To do: Locate and copy all lines bearing the word "Menús".

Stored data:
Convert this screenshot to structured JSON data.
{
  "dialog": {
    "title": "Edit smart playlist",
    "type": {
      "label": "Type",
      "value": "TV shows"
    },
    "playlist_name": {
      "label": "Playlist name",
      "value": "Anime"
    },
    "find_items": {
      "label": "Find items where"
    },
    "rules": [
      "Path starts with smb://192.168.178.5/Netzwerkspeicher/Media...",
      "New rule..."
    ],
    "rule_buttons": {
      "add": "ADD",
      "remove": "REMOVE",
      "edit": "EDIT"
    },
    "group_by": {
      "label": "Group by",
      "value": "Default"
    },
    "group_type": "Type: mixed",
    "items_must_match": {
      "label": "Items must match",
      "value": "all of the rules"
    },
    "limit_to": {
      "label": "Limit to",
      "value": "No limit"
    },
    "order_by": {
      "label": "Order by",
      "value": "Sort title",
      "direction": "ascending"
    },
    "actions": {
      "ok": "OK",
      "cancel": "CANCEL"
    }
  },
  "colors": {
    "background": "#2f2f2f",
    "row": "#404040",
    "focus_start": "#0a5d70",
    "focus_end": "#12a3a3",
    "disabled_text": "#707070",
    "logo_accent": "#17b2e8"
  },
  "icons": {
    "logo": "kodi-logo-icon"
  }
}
* * *
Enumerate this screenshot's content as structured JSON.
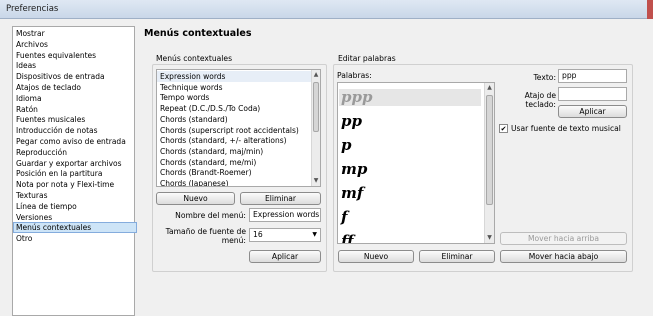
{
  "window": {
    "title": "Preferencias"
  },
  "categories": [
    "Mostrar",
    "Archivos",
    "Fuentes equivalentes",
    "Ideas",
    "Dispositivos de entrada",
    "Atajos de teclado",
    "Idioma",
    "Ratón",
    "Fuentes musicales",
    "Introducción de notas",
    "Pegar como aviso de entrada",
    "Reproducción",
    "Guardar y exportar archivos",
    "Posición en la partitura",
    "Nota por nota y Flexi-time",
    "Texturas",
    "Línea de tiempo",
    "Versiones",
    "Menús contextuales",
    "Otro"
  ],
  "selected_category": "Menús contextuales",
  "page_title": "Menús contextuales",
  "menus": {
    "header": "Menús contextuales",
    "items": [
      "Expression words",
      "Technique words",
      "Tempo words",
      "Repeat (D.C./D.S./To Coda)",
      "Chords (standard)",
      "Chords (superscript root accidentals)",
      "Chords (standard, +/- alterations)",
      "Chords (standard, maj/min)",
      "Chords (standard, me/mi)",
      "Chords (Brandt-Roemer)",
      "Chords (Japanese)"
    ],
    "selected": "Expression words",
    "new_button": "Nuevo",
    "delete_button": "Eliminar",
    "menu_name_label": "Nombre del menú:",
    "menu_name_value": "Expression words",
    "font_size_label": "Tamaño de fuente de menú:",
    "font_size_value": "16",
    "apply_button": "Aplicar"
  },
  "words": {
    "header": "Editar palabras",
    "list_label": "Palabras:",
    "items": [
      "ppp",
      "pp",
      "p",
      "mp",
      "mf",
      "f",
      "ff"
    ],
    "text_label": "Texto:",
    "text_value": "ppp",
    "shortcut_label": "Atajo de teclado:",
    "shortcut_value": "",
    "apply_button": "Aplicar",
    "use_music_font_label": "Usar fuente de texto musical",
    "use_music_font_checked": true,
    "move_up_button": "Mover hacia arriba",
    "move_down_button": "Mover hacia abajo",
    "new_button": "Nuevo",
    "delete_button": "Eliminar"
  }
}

Expected answer:
    "Menús contextuales",
  "selected_category": "Menús contextuales",
  "page_title": "Menús contextuales",
    "header": "Menús contextuales",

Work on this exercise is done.